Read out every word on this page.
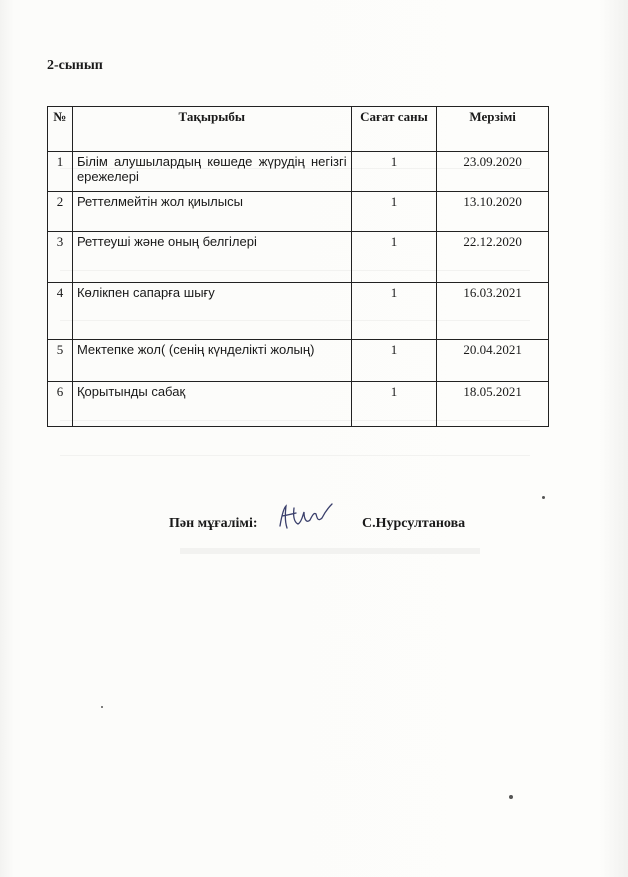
2-сынып
№	Тақырыбы	Сағат саны	Мерзімі
1	Білім алушылардың көшеде жүрудің негізгі ережелері	1	23.09.2020
2	Реттелмейтін жол қиылысы	1	13.10.2020
3	Реттеуші және оның белгілері	1	22.12.2020
4	Көлікпен сапарға шығу	1	16.03.2021
5	Мектепке жол( (сенің күнделікті жолың)	1	20.04.2021
6	Қорытынды сабақ	1	18.05.2021
Пән мұғалімі:	С.Нурсултанова
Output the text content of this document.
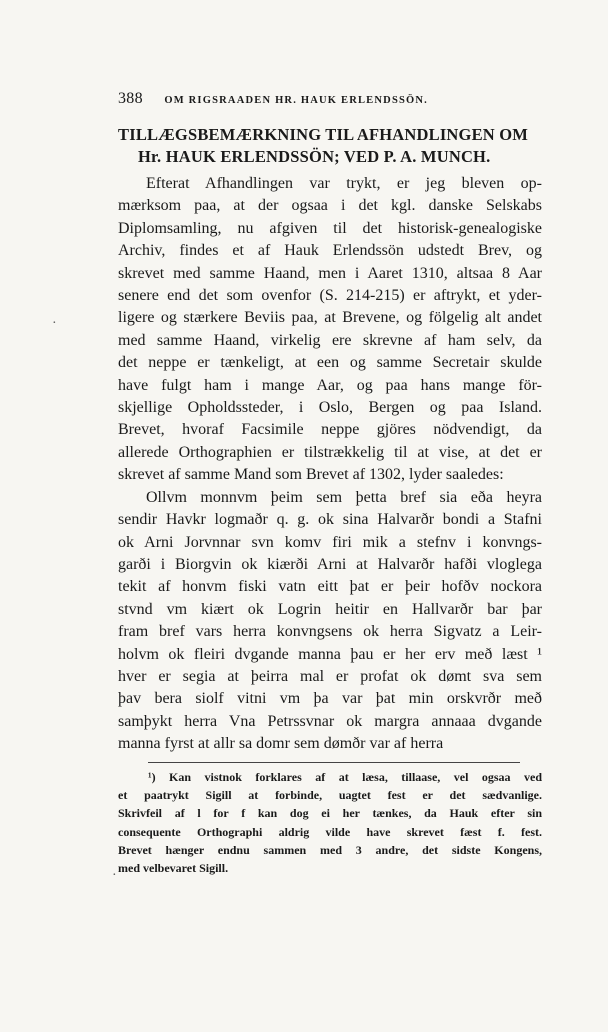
388 OM RIGSRAADEN HR. HAUK ERLENDSSÖN.
TILLÆGSBEMÆRKNING TIL AFHANDLINGEN OM
Hr. HAUK ERLENDSSÖN; VED P. A. MUNCH.
Efterat Afhandlingen var trykt, er jeg bleven op-
mærksom paa, at der ogsaa i det kgl. danske Selskabs
Diplomsamling, nu afgiven til det historisk-genealogiske
Archiv, findes et af Hauk Erlendssön udstedt Brev, og
skrevet med samme Haand, men i Aaret 1310, altsaa 8 Aar
senere end det som ovenfor (S. 214-215) er aftrykt, et yder-
ligere og stærkere Beviis paa, at Brevene, og fölgelig alt andet
med samme Haand, virkelig ere skrevne af ham selv, da
det neppe er tænkeligt, at een og samme Secretair skulde
have fulgt ham i mange Aar, og paa hans mange för-
skjellige Opholdssteder, i Oslo, Bergen og paa Island.
Brevet, hvoraf Facsimile neppe gjöres nödvendigt, da
allerede Orthographien er tilstrækkelig til at vise, at det er
skrevet af samme Mand som Brevet af 1302, lyder saaledes:
Ollvm monnvm þeim sem þetta bref sia eða heyra
sendir Havkr logmaðr q. g. ok sina Halvarðr bondi a Stafni
ok Arni Jorvnnar svn komv firi mik a stefnv i konvngs-
garði i Biorgvin ok kiærði Arni at Halvarðr hafði vloglega
tekit af honvm fiski vatn eitt þat er þeir hofðv nockora
stvnd vm kiært ok Logrin heitir en Hallvarðr bar þar
fram bref vars herra konvngsens ok herra Sigvatz a Leir-
holvm ok fleiri dvgande manna þau er her erv með læst ¹
hver er segia at þeirra mal er profat ok dømt sva sem
þav bera siolf vitni vm þa var þat min orskvrðr með
samþykt herra Vna Petrssvnar ok margra annaaa dvgande
manna fyrst at allr sa domr sem dømðr var af herra
¹) Kan vistnok forklares af at læsa, tillaase, vel ogsaa ved
et paatrykt Sigill at forbinde, uagtet fest er det sædvanlige.
Skrivfeil af l for f kan dog ei her tænkes, da Hauk efter sin
consequente Orthographi aldrig vilde have skrevet fæst f. fest.
Brevet hænger endnu sammen med 3 andre, det sidste Kongens,
med velbevaret Sigill.
·
·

□ □ □ □ □ □ □

Reproduce each line exactly as it appears, omitting the pictures.

Read out every word on this page.
2-сынып
№	Тақырыбы	Сағат саны	Мерзімі
1	Білім алушылардың көшеде жүрудің негізгі ережелері	1	23.09.2020
2	Реттелмейтін жол қиылысы	1	13.10.2020
3	Реттеуші және оның белгілері	1	22.12.2020
4	Көлікпен сапарға шығу	1	16.03.2021
5	Мектепке жол( (сенің күнделікті жолың)	1	20.04.2021
6	Қорытынды сабақ	1	18.05.2021
Пән мұғалімі:	С.Нурсултанова
Output the text content of this document.
388 OM RIGSRAADEN HR. HAUK ERLENDSSÖN.
TILLÆGSBEMÆRKNING TIL AFHANDLINGEN OM
Hr. HAUK ERLENDSSÖN; VED P. A. MUNCH.
Efterat Afhandlingen var trykt, er jeg bleven op-
mærksom paa, at der ogsaa i det kgl. danske Selskabs
Diplomsamling, nu afgiven til det historisk-genealogiske
Archiv, findes et af Hauk Erlendssön udstedt Brev, og
skrevet med samme Haand, men i Aaret 1310, altsaa 8 Aar
senere end det som ovenfor (S. 214-215) er aftrykt, et yder-
ligere og stærkere Beviis paa, at Brevene, og fölgelig alt andet
med samme Haand, virkelig ere skrevne af ham selv, da
det neppe er tænkeligt, at een og samme Secretair skulde
have fulgt ham i mange Aar, og paa hans mange för-
skjellige Opholdssteder, i Oslo, Bergen og paa Island.
Brevet, hvoraf Facsimile neppe gjöres nödvendigt, da
allerede Orthographien er tilstrækkelig til at vise, at det er
skrevet af samme Mand som Brevet af 1302, lyder saaledes:
Ollvm monnvm þeim sem þetta bref sia eða heyra
sendir Havkr logmaðr q. g. ok sina Halvarðr bondi a Stafni
ok Arni Jorvnnar svn komv firi mik a stefnv i konvngs-
garði i Biorgvin ok kiærði Arni at Halvarðr hafði vloglega
tekit af honvm fiski vatn eitt þat er þeir hofðv nockora
stvnd vm kiært ok Logrin heitir en Hallvarðr bar þar
fram bref vars herra konvngsens ok herra Sigvatz a Leir-
holvm ok fleiri dvgande manna þau er her erv með læst ¹
hver er segia at þeirra mal er profat ok dømt sva sem
þav bera siolf vitni vm þa var þat min orskvrðr með
samþykt herra Vna Petrssvnar ok margra annaaa dvgande
manna fyrst at allr sa domr sem dømðr var af herra
¹) Kan vistnok forklares af at læsa, tillaase, vel ogsaa ved
et paatrykt Sigill at forbinde, uagtet fest er det sædvanlige.
Skrivfeil af l for f kan dog ei her tænkes, da Hauk efter sin
consequente Orthographi aldrig vilde have skrevet fæst f. fest.
Brevet hænger endnu sammen med 3 andre, det sidste Kongens,
med velbevaret Sigill.
·
·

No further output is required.